SHORT EXERCISE =>
The records underneath are to be repeated exactly, with the pictures left out.

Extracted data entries
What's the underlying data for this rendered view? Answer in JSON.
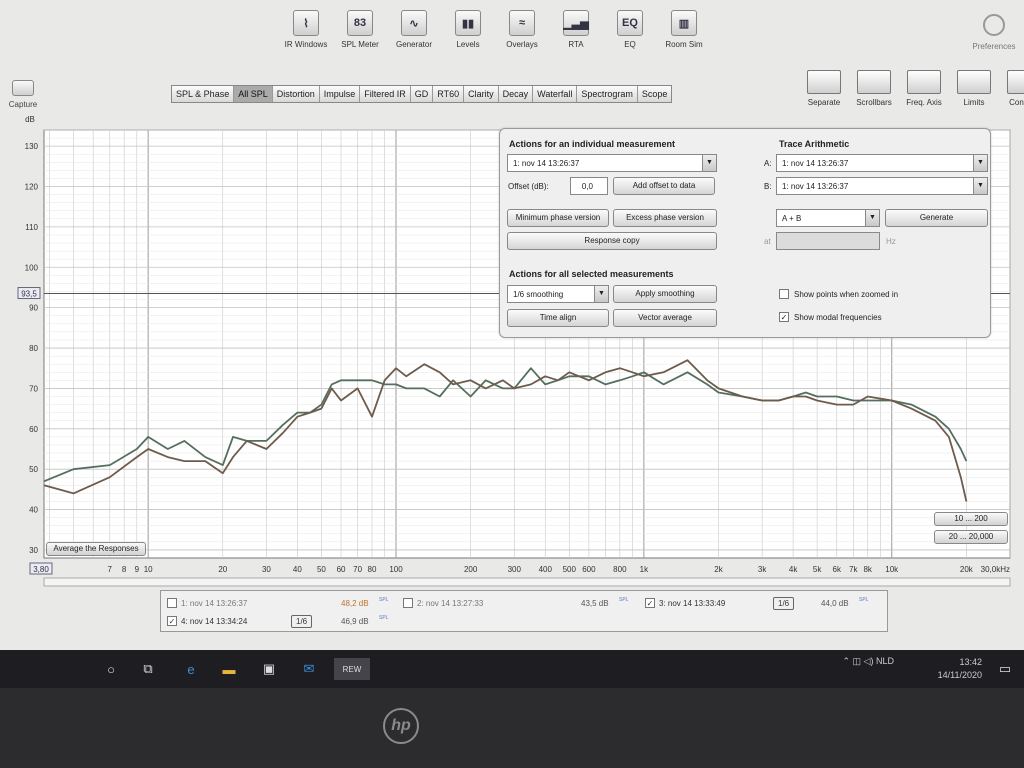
{
  "toolbar": {
    "items": [
      {
        "label": "IR Windows",
        "icon": "ir-windows-icon",
        "glyph": "⌇"
      },
      {
        "label": "SPL Meter",
        "icon": "spl-meter-icon",
        "glyph": "83"
      },
      {
        "label": "Generator",
        "icon": "generator-icon",
        "glyph": "∿"
      },
      {
        "label": "Levels",
        "icon": "levels-icon",
        "glyph": "▮▮"
      },
      {
        "label": "Overlays",
        "icon": "overlays-icon",
        "glyph": "≈"
      },
      {
        "label": "RTA",
        "icon": "rta-icon",
        "glyph": "▁▃▅"
      },
      {
        "label": "EQ",
        "icon": "eq-icon",
        "glyph": "EQ"
      },
      {
        "label": "Room Sim",
        "icon": "room-sim-icon",
        "glyph": "▥"
      }
    ],
    "capture_label": "Capture",
    "preferences_label": "Preferences"
  },
  "tabs": [
    "SPL & Phase",
    "All SPL",
    "Distortion",
    "Impulse",
    "Filtered IR",
    "GD",
    "RT60",
    "Clarity",
    "Decay",
    "Waterfall",
    "Spectrogram",
    "Scope"
  ],
  "active_tab": "All SPL",
  "right_tools": [
    "Separate",
    "Scrollbars",
    "Freq. Axis",
    "Limits",
    "Controls"
  ],
  "graph": {
    "y_unit": "dB",
    "y_ticks": [
      "130",
      "120",
      "110",
      "100",
      "90",
      "80",
      "70",
      "60",
      "50",
      "40",
      "30"
    ],
    "x_ticks": [
      "7",
      "8",
      "9",
      "10",
      "20",
      "30",
      "40",
      "50",
      "60",
      "70",
      "80",
      "100",
      "200",
      "300",
      "400",
      "500",
      "600",
      "800",
      "1k",
      "2k",
      "3k",
      "4k",
      "5k",
      "6k",
      "7k",
      "8k",
      "10k",
      "20k",
      "30,0kHz"
    ],
    "cursor_level": "93,5",
    "x_start": "3,80",
    "average_button": "Average the Responses",
    "range_buttons": [
      "10 ... 200",
      "20 ... 20,000"
    ]
  },
  "chart_data": {
    "type": "line",
    "xlabel": "",
    "ylabel": "dB",
    "xscale": "log",
    "xlim": [
      3.8,
      30000
    ],
    "ylim": [
      28,
      134
    ],
    "series": [
      {
        "name": "3: nov 14 13:33:49",
        "color": "#556f5f",
        "x": [
          3.8,
          5,
          7,
          9,
          10,
          12,
          14,
          17,
          20,
          22,
          25,
          30,
          35,
          40,
          45,
          50,
          55,
          60,
          70,
          80,
          90,
          100,
          110,
          130,
          150,
          170,
          200,
          230,
          270,
          300,
          350,
          400,
          450,
          500,
          600,
          700,
          800,
          900,
          1000,
          1200,
          1500,
          1800,
          2000,
          2500,
          3000,
          3500,
          4000,
          4500,
          5000,
          6000,
          7000,
          8000,
          10000,
          12000,
          15000,
          17000,
          19000,
          20000
        ],
        "y": [
          47,
          50,
          51,
          55,
          58,
          55,
          57,
          53,
          51,
          58,
          57,
          57,
          61,
          64,
          64,
          66,
          71,
          72,
          72,
          72,
          71,
          71,
          70,
          70,
          68,
          72,
          68,
          72,
          70,
          70,
          75,
          71,
          72,
          73,
          73,
          71,
          72,
          73,
          74,
          71,
          74,
          71,
          69,
          68,
          67,
          67,
          68,
          69,
          68,
          68,
          67,
          67,
          67,
          66,
          63,
          60,
          55,
          52
        ]
      },
      {
        "name": "4: nov 14 13:34:24",
        "color": "#6e5b4c",
        "x": [
          3.8,
          5,
          7,
          9,
          10,
          12,
          14,
          17,
          20,
          22,
          25,
          30,
          35,
          40,
          45,
          50,
          55,
          60,
          70,
          80,
          90,
          100,
          110,
          130,
          150,
          170,
          200,
          230,
          270,
          300,
          350,
          400,
          450,
          500,
          600,
          700,
          800,
          900,
          1000,
          1200,
          1500,
          1800,
          2000,
          2500,
          3000,
          3500,
          4000,
          4500,
          5000,
          6000,
          7000,
          8000,
          10000,
          12000,
          15000,
          17000,
          19000,
          20000
        ],
        "y": [
          46,
          44,
          48,
          53,
          55,
          53,
          52,
          52,
          49,
          53,
          57,
          55,
          59,
          63,
          64,
          65,
          70,
          67,
          70,
          63,
          72,
          75,
          73,
          76,
          74,
          71,
          72,
          70,
          72,
          70,
          71,
          73,
          72,
          74,
          72,
          74,
          75,
          74,
          73,
          74,
          77,
          72,
          70,
          68,
          67,
          67,
          68,
          68,
          67,
          66,
          66,
          68,
          67,
          65,
          62,
          58,
          48,
          42
        ]
      }
    ]
  },
  "panel": {
    "individual_title": "Actions for an individual measurement",
    "selected_measurement": "1: nov 14 13:26:37",
    "offset_label": "Offset (dB):",
    "offset_value": "0,0",
    "add_offset": "Add offset to data",
    "min_phase": "Minimum phase version",
    "excess_phase": "Excess phase version",
    "response_copy": "Response copy",
    "all_title": "Actions for all selected measurements",
    "smoothing_value": "1/6 smoothing",
    "apply_smoothing": "Apply smoothing",
    "time_align": "Time align",
    "vector_average": "Vector average",
    "trace_title": "Trace Arithmetic",
    "a_label": "A:",
    "a_value": "1: nov 14 13:26:37",
    "b_label": "B:",
    "b_value": "1: nov 14 13:26:37",
    "op_value": "A + B",
    "generate": "Generate",
    "at_label": "at",
    "hz_label": "Hz",
    "show_points": "Show points when zoomed in",
    "show_points_checked": false,
    "show_modal": "Show modal frequencies",
    "show_modal_checked": true
  },
  "measurements": [
    {
      "name": "1: nov 14 13:26:37",
      "level": "48,2 dB",
      "checked": false,
      "smooth": "",
      "color": "#c0722a"
    },
    {
      "name": "2: nov 14 13:27:33",
      "level": "43,5 dB",
      "checked": false,
      "smooth": "",
      "color": "#555555"
    },
    {
      "name": "3: nov 14 13:33:49",
      "level": "44,0 dB",
      "checked": true,
      "smooth": "1/6",
      "color": "#555555"
    },
    {
      "name": "4: nov 14 13:34:24",
      "level": "46,9 dB",
      "checked": true,
      "smooth": "1/6",
      "color": "#555555"
    }
  ],
  "level_unit_suffix": "SPL",
  "taskbar": {
    "lang": "NLD",
    "time": "13:42",
    "date": "14/11/2020",
    "app_label": "REW"
  },
  "brand": "hp"
}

TASK ANSWER =>
What's the underlying data for this rendered view? Answer in JSON.
{
  "toolbar": {
    "items": [
      {
        "label": "IR Windows",
        "icon": "ir-windows-icon",
        "glyph": "⌇"
      },
      {
        "label": "SPL Meter",
        "icon": "spl-meter-icon",
        "glyph": "83"
      },
      {
        "label": "Generator",
        "icon": "generator-icon",
        "glyph": "∿"
      },
      {
        "label": "Levels",
        "icon": "levels-icon",
        "glyph": "▮▮"
      },
      {
        "label": "Overlays",
        "icon": "overlays-icon",
        "glyph": "≈"
      },
      {
        "label": "RTA",
        "icon": "rta-icon",
        "glyph": "▁▃▅"
      },
      {
        "label": "EQ",
        "icon": "eq-icon",
        "glyph": "EQ"
      },
      {
        "label": "Room Sim",
        "icon": "room-sim-icon",
        "glyph": "▥"
      }
    ],
    "capture_label": "Capture",
    "preferences_label": "Preferences"
  },
  "tabs": [
    "SPL & Phase",
    "All SPL",
    "Distortion",
    "Impulse",
    "Filtered IR",
    "GD",
    "RT60",
    "Clarity",
    "Decay",
    "Waterfall",
    "Spectrogram",
    "Scope"
  ],
  "active_tab": "All SPL",
  "right_tools": [
    "Separate",
    "Scrollbars",
    "Freq. Axis",
    "Limits",
    "Controls"
  ],
  "graph": {
    "y_unit": "dB",
    "y_ticks": [
      "130",
      "120",
      "110",
      "100",
      "90",
      "80",
      "70",
      "60",
      "50",
      "40",
      "30"
    ],
    "x_ticks": [
      "7",
      "8",
      "9",
      "10",
      "20",
      "30",
      "40",
      "50",
      "60",
      "70",
      "80",
      "100",
      "200",
      "300",
      "400",
      "500",
      "600",
      "800",
      "1k",
      "2k",
      "3k",
      "4k",
      "5k",
      "6k",
      "7k",
      "8k",
      "10k",
      "20k",
      "30,0kHz"
    ],
    "cursor_level": "93,5",
    "x_start": "3,80",
    "average_button": "Average the Responses",
    "range_buttons": [
      "10 ... 200",
      "20 ... 20,000"
    ]
  },
  "chart_data": {
    "type": "line",
    "xlabel": "",
    "ylabel": "dB",
    "xscale": "log",
    "xlim": [
      3.8,
      30000
    ],
    "ylim": [
      28,
      134
    ],
    "series": [
      {
        "name": "3: nov 14 13:33:49",
        "color": "#556f5f",
        "x": [
          3.8,
          5,
          7,
          9,
          10,
          12,
          14,
          17,
          20,
          22,
          25,
          30,
          35,
          40,
          45,
          50,
          55,
          60,
          70,
          80,
          90,
          100,
          110,
          130,
          150,
          170,
          200,
          230,
          270,
          300,
          350,
          400,
          450,
          500,
          600,
          700,
          800,
          900,
          1000,
          1200,
          1500,
          1800,
          2000,
          2500,
          3000,
          3500,
          4000,
          4500,
          5000,
          6000,
          7000,
          8000,
          10000,
          12000,
          15000,
          17000,
          19000,
          20000
        ],
        "y": [
          47,
          50,
          51,
          55,
          58,
          55,
          57,
          53,
          51,
          58,
          57,
          57,
          61,
          64,
          64,
          66,
          71,
          72,
          72,
          72,
          71,
          71,
          70,
          70,
          68,
          72,
          68,
          72,
          70,
          70,
          75,
          71,
          72,
          73,
          73,
          71,
          72,
          73,
          74,
          71,
          74,
          71,
          69,
          68,
          67,
          67,
          68,
          69,
          68,
          68,
          67,
          67,
          67,
          66,
          63,
          60,
          55,
          52
        ]
      },
      {
        "name": "4: nov 14 13:34:24",
        "color": "#6e5b4c",
        "x": [
          3.8,
          5,
          7,
          9,
          10,
          12,
          14,
          17,
          20,
          22,
          25,
          30,
          35,
          40,
          45,
          50,
          55,
          60,
          70,
          80,
          90,
          100,
          110,
          130,
          150,
          170,
          200,
          230,
          270,
          300,
          350,
          400,
          450,
          500,
          600,
          700,
          800,
          900,
          1000,
          1200,
          1500,
          1800,
          2000,
          2500,
          3000,
          3500,
          4000,
          4500,
          5000,
          6000,
          7000,
          8000,
          10000,
          12000,
          15000,
          17000,
          19000,
          20000
        ],
        "y": [
          46,
          44,
          48,
          53,
          55,
          53,
          52,
          52,
          49,
          53,
          57,
          55,
          59,
          63,
          64,
          65,
          70,
          67,
          70,
          63,
          72,
          75,
          73,
          76,
          74,
          71,
          72,
          70,
          72,
          70,
          71,
          73,
          72,
          74,
          72,
          74,
          75,
          74,
          73,
          74,
          77,
          72,
          70,
          68,
          67,
          67,
          68,
          68,
          67,
          66,
          66,
          68,
          67,
          65,
          62,
          58,
          48,
          42
        ]
      }
    ]
  },
  "panel": {
    "individual_title": "Actions for an individual measurement",
    "selected_measurement": "1: nov 14 13:26:37",
    "offset_label": "Offset (dB):",
    "offset_value": "0,0",
    "add_offset": "Add offset to data",
    "min_phase": "Minimum phase version",
    "excess_phase": "Excess phase version",
    "response_copy": "Response copy",
    "all_title": "Actions for all selected measurements",
    "smoothing_value": "1/6 smoothing",
    "apply_smoothing": "Apply smoothing",
    "time_align": "Time align",
    "vector_average": "Vector average",
    "trace_title": "Trace Arithmetic",
    "a_label": "A:",
    "a_value": "1: nov 14 13:26:37",
    "b_label": "B:",
    "b_value": "1: nov 14 13:26:37",
    "op_value": "A + B",
    "generate": "Generate",
    "at_label": "at",
    "hz_label": "Hz",
    "show_points": "Show points when zoomed in",
    "show_points_checked": false,
    "show_modal": "Show modal frequencies",
    "show_modal_checked": true
  },
  "measurements": [
    {
      "name": "1: nov 14 13:26:37",
      "level": "48,2 dB",
      "checked": false,
      "smooth": "",
      "color": "#c0722a"
    },
    {
      "name": "2: nov 14 13:27:33",
      "level": "43,5 dB",
      "checked": false,
      "smooth": "",
      "color": "#555555"
    },
    {
      "name": "3: nov 14 13:33:49",
      "level": "44,0 dB",
      "checked": true,
      "smooth": "1/6",
      "color": "#555555"
    },
    {
      "name": "4: nov 14 13:34:24",
      "level": "46,9 dB",
      "checked": true,
      "smooth": "1/6",
      "color": "#555555"
    }
  ],
  "level_unit_suffix": "SPL",
  "taskbar": {
    "lang": "NLD",
    "time": "13:42",
    "date": "14/11/2020",
    "app_label": "REW"
  },
  "brand": "hp"
}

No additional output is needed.